**EXERCISE GOAL**
The records below are to be repeated in full, exactly as they are.

**Records that describe figures**
▬▬▬▬▬▬▬▬▬▬

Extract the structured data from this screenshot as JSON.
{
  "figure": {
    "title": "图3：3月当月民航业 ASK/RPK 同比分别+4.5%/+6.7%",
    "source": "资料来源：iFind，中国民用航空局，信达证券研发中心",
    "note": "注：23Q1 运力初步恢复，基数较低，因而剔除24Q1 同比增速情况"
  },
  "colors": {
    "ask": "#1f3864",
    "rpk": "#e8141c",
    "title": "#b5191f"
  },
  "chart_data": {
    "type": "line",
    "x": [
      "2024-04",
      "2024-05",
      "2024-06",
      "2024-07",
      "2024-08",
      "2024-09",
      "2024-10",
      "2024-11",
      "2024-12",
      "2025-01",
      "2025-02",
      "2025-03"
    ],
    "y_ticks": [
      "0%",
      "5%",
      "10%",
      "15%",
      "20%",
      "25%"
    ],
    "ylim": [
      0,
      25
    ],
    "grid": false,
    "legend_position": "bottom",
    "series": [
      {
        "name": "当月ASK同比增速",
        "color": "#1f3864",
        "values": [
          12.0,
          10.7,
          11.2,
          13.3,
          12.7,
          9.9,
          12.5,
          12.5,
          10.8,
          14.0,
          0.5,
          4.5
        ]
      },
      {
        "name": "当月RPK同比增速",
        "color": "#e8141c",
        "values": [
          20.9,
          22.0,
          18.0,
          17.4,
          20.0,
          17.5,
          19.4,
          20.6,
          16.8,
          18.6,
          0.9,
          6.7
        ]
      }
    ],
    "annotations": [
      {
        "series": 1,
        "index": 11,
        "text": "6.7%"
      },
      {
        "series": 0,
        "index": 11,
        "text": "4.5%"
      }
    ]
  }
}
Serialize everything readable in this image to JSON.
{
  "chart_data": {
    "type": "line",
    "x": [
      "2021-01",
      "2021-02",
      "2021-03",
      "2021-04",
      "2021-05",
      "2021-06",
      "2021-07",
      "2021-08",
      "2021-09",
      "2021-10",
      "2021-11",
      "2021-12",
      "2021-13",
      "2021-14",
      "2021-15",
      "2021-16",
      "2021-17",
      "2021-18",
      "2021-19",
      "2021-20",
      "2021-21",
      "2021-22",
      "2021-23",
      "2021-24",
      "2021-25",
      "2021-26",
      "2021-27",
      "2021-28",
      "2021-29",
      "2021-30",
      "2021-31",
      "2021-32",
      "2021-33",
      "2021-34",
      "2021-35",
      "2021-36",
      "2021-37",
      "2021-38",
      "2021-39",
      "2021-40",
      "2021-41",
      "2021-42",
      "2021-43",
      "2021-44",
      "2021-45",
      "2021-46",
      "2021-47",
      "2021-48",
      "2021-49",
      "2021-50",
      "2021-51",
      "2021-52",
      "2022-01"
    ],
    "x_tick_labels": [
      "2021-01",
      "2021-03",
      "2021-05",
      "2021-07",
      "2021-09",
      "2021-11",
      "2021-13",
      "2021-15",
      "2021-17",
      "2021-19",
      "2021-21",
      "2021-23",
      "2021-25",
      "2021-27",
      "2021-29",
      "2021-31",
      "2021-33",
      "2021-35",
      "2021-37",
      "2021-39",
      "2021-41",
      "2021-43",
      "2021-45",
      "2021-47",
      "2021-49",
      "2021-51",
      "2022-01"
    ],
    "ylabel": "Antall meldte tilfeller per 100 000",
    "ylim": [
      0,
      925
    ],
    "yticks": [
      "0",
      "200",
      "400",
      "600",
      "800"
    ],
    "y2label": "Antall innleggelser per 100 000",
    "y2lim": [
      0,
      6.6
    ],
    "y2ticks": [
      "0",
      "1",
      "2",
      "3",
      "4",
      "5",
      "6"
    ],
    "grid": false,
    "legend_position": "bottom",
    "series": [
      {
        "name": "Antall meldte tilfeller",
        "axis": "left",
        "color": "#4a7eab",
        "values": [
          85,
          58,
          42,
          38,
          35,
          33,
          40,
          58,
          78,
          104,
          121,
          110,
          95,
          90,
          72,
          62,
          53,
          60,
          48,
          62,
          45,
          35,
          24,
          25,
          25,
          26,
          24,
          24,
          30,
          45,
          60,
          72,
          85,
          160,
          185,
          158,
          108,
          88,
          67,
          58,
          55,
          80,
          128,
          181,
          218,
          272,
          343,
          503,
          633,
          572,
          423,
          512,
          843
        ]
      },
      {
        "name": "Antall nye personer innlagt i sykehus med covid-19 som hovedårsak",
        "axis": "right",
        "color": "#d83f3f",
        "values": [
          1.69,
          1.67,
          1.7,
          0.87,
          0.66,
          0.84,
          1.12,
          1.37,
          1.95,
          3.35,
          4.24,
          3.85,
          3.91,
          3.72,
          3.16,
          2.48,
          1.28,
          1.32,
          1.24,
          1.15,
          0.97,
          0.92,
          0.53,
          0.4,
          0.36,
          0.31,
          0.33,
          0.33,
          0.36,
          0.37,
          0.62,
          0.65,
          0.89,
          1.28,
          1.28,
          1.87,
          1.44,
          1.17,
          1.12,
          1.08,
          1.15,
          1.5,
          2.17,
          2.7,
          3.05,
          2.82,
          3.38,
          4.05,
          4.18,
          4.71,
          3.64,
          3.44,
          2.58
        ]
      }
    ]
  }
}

▬▬▬▬▬▬▬▬▬▬

**ANSWER TO THE EXERCISE**
Extract the structured data from this screenshot as JSON.
{
  "figure": {
    "title": "图3：3月当月民航业 ASK/RPK 同比分别+4.5%/+6.7%",
    "source": "资料来源：iFind，中国民用航空局，信达证券研发中心",
    "note": "注：23Q1 运力初步恢复，基数较低，因而剔除24Q1 同比增速情况"
  },
  "colors": {
    "ask": "#1f3864",
    "rpk": "#e8141c",
    "title": "#b5191f"
  },
  "chart_data": {
    "type": "line",
    "x": [
      "2024-04",
      "2024-05",
      "2024-06",
      "2024-07",
      "2024-08",
      "2024-09",
      "2024-10",
      "2024-11",
      "2024-12",
      "2025-01",
      "2025-02",
      "2025-03"
    ],
    "y_ticks": [
      "0%",
      "5%",
      "10%",
      "15%",
      "20%",
      "25%"
    ],
    "ylim": [
      0,
      25
    ],
    "grid": false,
    "legend_position": "bottom",
    "series": [
      {
        "name": "当月ASK同比增速",
        "color": "#1f3864",
        "values": [
          12.0,
          10.7,
          11.2,
          13.3,
          12.7,
          9.9,
          12.5,
          12.5,
          10.8,
          14.0,
          0.5,
          4.5
        ]
      },
      {
        "name": "当月RPK同比增速",
        "color": "#e8141c",
        "values": [
          20.9,
          22.0,
          18.0,
          17.4,
          20.0,
          17.5,
          19.4,
          20.6,
          16.8,
          18.6,
          0.9,
          6.7
        ]
      }
    ],
    "annotations": [
      {
        "series": 1,
        "index": 11,
        "text": "6.7%"
      },
      {
        "series": 0,
        "index": 11,
        "text": "4.5%"
      }
    ]
  }
}
Serialize everything readable in this image to JSON.
{
  "chart_data": {
    "type": "line",
    "x": [
      "2021-01",
      "2021-02",
      "2021-03",
      "2021-04",
      "2021-05",
      "2021-06",
      "2021-07",
      "2021-08",
      "2021-09",
      "2021-10",
      "2021-11",
      "2021-12",
      "2021-13",
      "2021-14",
      "2021-15",
      "2021-16",
      "2021-17",
      "2021-18",
      "2021-19",
      "2021-20",
      "2021-21",
      "2021-22",
      "2021-23",
      "2021-24",
      "2021-25",
      "2021-26",
      "2021-27",
      "2021-28",
      "2021-29",
      "2021-30",
      "2021-31",
      "2021-32",
      "2021-33",
      "2021-34",
      "2021-35",
      "2021-36",
      "2021-37",
      "2021-38",
      "2021-39",
      "2021-40",
      "2021-41",
      "2021-42",
      "2021-43",
      "2021-44",
      "2021-45",
      "2021-46",
      "2021-47",
      "2021-48",
      "2021-49",
      "2021-50",
      "2021-51",
      "2021-52",
      "2022-01"
    ],
    "x_tick_labels": [
      "2021-01",
      "2021-03",
      "2021-05",
      "2021-07",
      "2021-09",
      "2021-11",
      "2021-13",
      "2021-15",
      "2021-17",
      "2021-19",
      "2021-21",
      "2021-23",
      "2021-25",
      "2021-27",
      "2021-29",
      "2021-31",
      "2021-33",
      "2021-35",
      "2021-37",
      "2021-39",
      "2021-41",
      "2021-43",
      "2021-45",
      "2021-47",
      "2021-49",
      "2021-51",
      "2022-01"
    ],
    "ylabel": "Antall meldte tilfeller per 100 000",
    "ylim": [
      0,
      925
    ],
    "yticks": [
      "0",
      "200",
      "400",
      "600",
      "800"
    ],
    "y2label": "Antall innleggelser per 100 000",
    "y2lim": [
      0,
      6.6
    ],
    "y2ticks": [
      "0",
      "1",
      "2",
      "3",
      "4",
      "5",
      "6"
    ],
    "grid": false,
    "legend_position": "bottom",
    "series": [
      {
        "name": "Antall meldte tilfeller",
        "axis": "left",
        "color": "#4a7eab",
        "values": [
          85,
          58,
          42,
          38,
          35,
          33,
          40,
          58,
          78,
          104,
          121,
          110,
          95,
          90,
          72,
          62,
          53,
          60,
          48,
          62,
          45,
          35,
          24,
          25,
          25,
          26,
          24,
          24,
          30,
          45,
          60,
          72,
          85,
          160,
          185,
          158,
          108,
          88,
          67,
          58,
          55,
          80,
          128,
          181,
          218,
          272,
          343,
          503,
          633,
          572,
          423,
          512,
          843
        ]
      },
      {
        "name": "Antall nye personer innlagt i sykehus med covid-19 som hovedårsak",
        "axis": "right",
        "color": "#d83f3f",
        "values": [
          1.69,
          1.67,
          1.7,
          0.87,
          0.66,
          0.84,
          1.12,
          1.37,
          1.95,
          3.35,
          4.24,
          3.85,
          3.91,
          3.72,
          3.16,
          2.48,
          1.28,
          1.32,
          1.24,
          1.15,
          0.97,
          0.92,
          0.53,
          0.4,
          0.36,
          0.31,
          0.33,
          0.33,
          0.36,
          0.37,
          0.62,
          0.65,
          0.89,
          1.28,
          1.28,
          1.87,
          1.44,
          1.17,
          1.12,
          1.08,
          1.15,
          1.5,
          2.17,
          2.7,
          3.05,
          2.82,
          3.38,
          4.05,
          4.18,
          4.71,
          3.64,
          3.44,
          2.58
        ]
      }
    ]
  }
}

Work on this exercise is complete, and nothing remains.